● **What you will do**
Wherever "ylabel" appears in a line, list that line.

● **Data entries for graphics**
****************************************
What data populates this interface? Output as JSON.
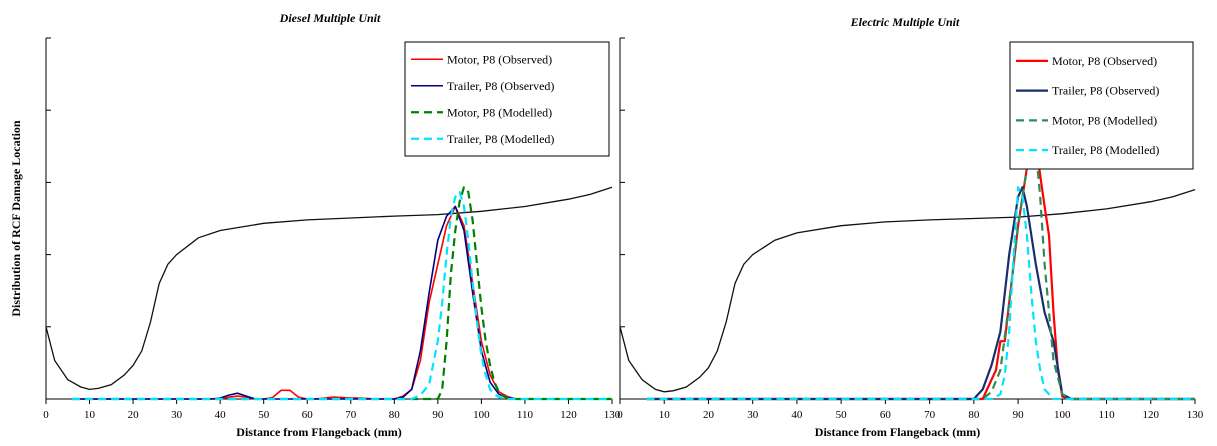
{
  "chart_data": [
    {
      "type": "line",
      "title": "Diesel Multiple Unit",
      "xlabel": "Distance from Flangeback (mm)",
      "ylabel": "Distribution of RCF Damage Location",
      "xlim": [
        0,
        130
      ],
      "x_ticks": [
        "0",
        "10",
        "20",
        "30",
        "40",
        "50",
        "60",
        "70",
        "80",
        "90",
        "100",
        "110",
        "120",
        "130"
      ],
      "y_ticks_count": 5,
      "legend_position": "top-right",
      "profile": {
        "x": [
          0,
          2,
          5,
          8,
          10,
          12,
          15,
          18,
          20,
          22,
          24,
          26,
          28,
          30,
          35,
          40,
          50,
          60,
          70,
          80,
          90,
          100,
          110,
          120,
          125,
          130
        ],
        "y": [
          0.15,
          0.08,
          0.04,
          0.025,
          0.02,
          0.022,
          0.03,
          0.05,
          0.07,
          0.1,
          0.16,
          0.24,
          0.28,
          0.3,
          0.335,
          0.35,
          0.365,
          0.372,
          0.376,
          0.38,
          0.383,
          0.39,
          0.4,
          0.415,
          0.425,
          0.44
        ]
      },
      "series": [
        {
          "name": "Motor, P8 (Observed)",
          "color": "#ff0000",
          "dash": "",
          "width": 1.6,
          "x": [
            6,
            38,
            40,
            42,
            44,
            46,
            48,
            50,
            52,
            54,
            56,
            58,
            60,
            62,
            64,
            66,
            68,
            70,
            72,
            74,
            76,
            78,
            80,
            82,
            84,
            86,
            88,
            90,
            92,
            94,
            96,
            98,
            100,
            102,
            104,
            106,
            108,
            110,
            130
          ],
          "y": [
            0,
            0,
            0,
            0.004,
            0.006,
            0.004,
            0,
            0,
            0.003,
            0.018,
            0.018,
            0.004,
            0,
            0,
            0.002,
            0.004,
            0.003,
            0.002,
            0.002,
            0.001,
            0,
            0,
            0,
            0.006,
            0.02,
            0.08,
            0.2,
            0.28,
            0.36,
            0.4,
            0.36,
            0.24,
            0.12,
            0.05,
            0.015,
            0.005,
            0,
            0,
            0
          ]
        },
        {
          "name": "Trailer, P8 (Observed)",
          "color": "#000080",
          "dash": "",
          "width": 1.6,
          "x": [
            6,
            38,
            40,
            42,
            44,
            46,
            48,
            50,
            52,
            54,
            56,
            80,
            82,
            84,
            86,
            88,
            90,
            92,
            94,
            96,
            98,
            100,
            102,
            104,
            106,
            108,
            130
          ],
          "y": [
            0,
            0,
            0.002,
            0.008,
            0.012,
            0.006,
            0,
            0,
            0,
            0,
            0,
            0,
            0.004,
            0.02,
            0.1,
            0.22,
            0.33,
            0.38,
            0.4,
            0.35,
            0.22,
            0.1,
            0.035,
            0.01,
            0.003,
            0,
            0
          ]
        },
        {
          "name": "Motor, P8 (Modelled)",
          "color": "#008000",
          "dash": "8 5",
          "width": 2.2,
          "x": [
            6,
            90,
            91,
            92,
            93,
            94,
            95,
            96,
            97,
            98,
            99,
            100,
            101,
            102,
            103,
            104,
            105,
            106,
            108,
            130
          ],
          "y": [
            0,
            0,
            0.02,
            0.12,
            0.26,
            0.35,
            0.41,
            0.44,
            0.43,
            0.37,
            0.28,
            0.19,
            0.12,
            0.07,
            0.035,
            0.015,
            0.006,
            0.002,
            0,
            0
          ]
        },
        {
          "name": "Trailer, P8 (Modelled)",
          "color": "#00e5ff",
          "dash": "8 5",
          "width": 2.2,
          "x": [
            6,
            84,
            86,
            88,
            90,
            91,
            92,
            93,
            94,
            95,
            96,
            97,
            98,
            99,
            100,
            101,
            102,
            103,
            104,
            106,
            108,
            130
          ],
          "y": [
            0,
            0,
            0.008,
            0.03,
            0.12,
            0.2,
            0.3,
            0.38,
            0.42,
            0.43,
            0.4,
            0.33,
            0.24,
            0.16,
            0.09,
            0.05,
            0.02,
            0.01,
            0.004,
            0,
            0,
            0
          ]
        }
      ]
    },
    {
      "type": "line",
      "title": "Electric Multiple Unit",
      "xlabel": "Distance from Flangeback (mm)",
      "ylabel": "",
      "xlim": [
        0,
        130
      ],
      "x_ticks": [
        "0",
        "10",
        "20",
        "30",
        "40",
        "50",
        "60",
        "70",
        "80",
        "90",
        "100",
        "110",
        "120",
        "130"
      ],
      "y_ticks_count": 5,
      "legend_position": "top-right",
      "profile": {
        "x": [
          0,
          2,
          5,
          8,
          10,
          12,
          15,
          18,
          20,
          22,
          24,
          26,
          28,
          30,
          35,
          40,
          50,
          60,
          70,
          80,
          90,
          100,
          110,
          120,
          125,
          130
        ],
        "y": [
          0.15,
          0.08,
          0.04,
          0.02,
          0.015,
          0.017,
          0.025,
          0.045,
          0.065,
          0.1,
          0.16,
          0.24,
          0.28,
          0.3,
          0.33,
          0.345,
          0.36,
          0.368,
          0.372,
          0.375,
          0.378,
          0.385,
          0.395,
          0.41,
          0.42,
          0.435
        ]
      },
      "series": [
        {
          "name": "Motor, P8 (Observed)",
          "color": "#ff0000",
          "dash": "",
          "width": 2.2,
          "x": [
            6,
            80,
            82,
            84,
            85,
            86,
            87,
            88,
            90,
            92,
            93,
            94,
            96,
            97,
            98,
            99,
            100,
            102,
            130
          ],
          "y": [
            0,
            0,
            0,
            0.04,
            0.06,
            0.12,
            0.12,
            0.2,
            0.36,
            0.48,
            0.55,
            0.53,
            0.4,
            0.34,
            0.18,
            0.06,
            0.005,
            0,
            0
          ]
        },
        {
          "name": "Trailer, P8 (Observed)",
          "color": "#1a2d6b",
          "dash": "",
          "width": 2.2,
          "x": [
            6,
            80,
            82,
            84,
            86,
            88,
            90,
            91,
            92,
            94,
            96,
            98,
            100,
            102,
            130
          ],
          "y": [
            0,
            0,
            0.02,
            0.07,
            0.14,
            0.3,
            0.42,
            0.44,
            0.4,
            0.28,
            0.18,
            0.12,
            0.01,
            0,
            0
          ]
        },
        {
          "name": "Motor, P8 (Modelled)",
          "color": "#2e8b57",
          "dash": "8 5",
          "width": 2.2,
          "x": [
            6,
            82,
            84,
            86,
            88,
            90,
            92,
            93,
            94,
            95,
            96,
            98,
            100,
            102,
            130
          ],
          "y": [
            0,
            0,
            0.015,
            0.06,
            0.2,
            0.36,
            0.48,
            0.54,
            0.52,
            0.42,
            0.28,
            0.08,
            0.01,
            0,
            0
          ]
        },
        {
          "name": "Trailer, P8 (Modelled)",
          "color": "#00e5ff",
          "dash": "8 5",
          "width": 2.2,
          "x": [
            6,
            84,
            86,
            87,
            88,
            89,
            90,
            91,
            92,
            93,
            94,
            95,
            96,
            98,
            100,
            130
          ],
          "y": [
            0,
            0,
            0.01,
            0.05,
            0.14,
            0.3,
            0.44,
            0.42,
            0.34,
            0.22,
            0.12,
            0.06,
            0.02,
            0,
            0,
            0
          ]
        }
      ]
    }
  ]
}
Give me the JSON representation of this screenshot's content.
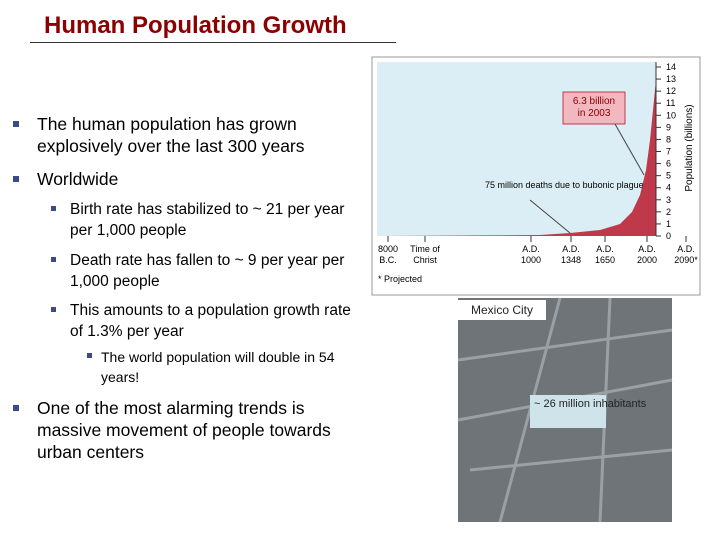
{
  "header": {
    "title": "Human Population Growth"
  },
  "bullets": [
    {
      "text": "The human population has grown explosively over the last 300 years"
    },
    {
      "text": "Worldwide",
      "items": [
        {
          "text": "Birth rate has stabilized to ~ 21 per year per 1,000 people"
        },
        {
          "text": "Death rate has fallen to ~ 9 per year per 1,000 people"
        },
        {
          "text": "This amounts to a population growth rate of 1.3% per year",
          "items": [
            {
              "text": "The world population will double in 54 years!"
            }
          ]
        }
      ]
    },
    {
      "text": "One of the most alarming trends is massive movement of people towards urban centers"
    }
  ],
  "figure": {
    "axis_label": "Population (billions)",
    "ticks": [
      0,
      1,
      2,
      3,
      4,
      5,
      6,
      7,
      8,
      9,
      10,
      11,
      12,
      13,
      14
    ],
    "callout": "6.3 billion in 2003",
    "plague_note": "75 million deaths due to bubonic plague",
    "x_labels": [
      "8000 B.C.",
      "Time of Christ",
      "A.D. 1000",
      "A.D. 1348",
      "A.D. 1650",
      "A.D. 2000",
      "A.D. 2090*"
    ],
    "footnote": "* Projected"
  },
  "photo": {
    "caption": "Mexico City",
    "note": "~ 26 million inhabitants"
  }
}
****************************************
● **Answer to the task**
      "ylabel": "Distribution of RCF Damage Location",
      "ylabel": "",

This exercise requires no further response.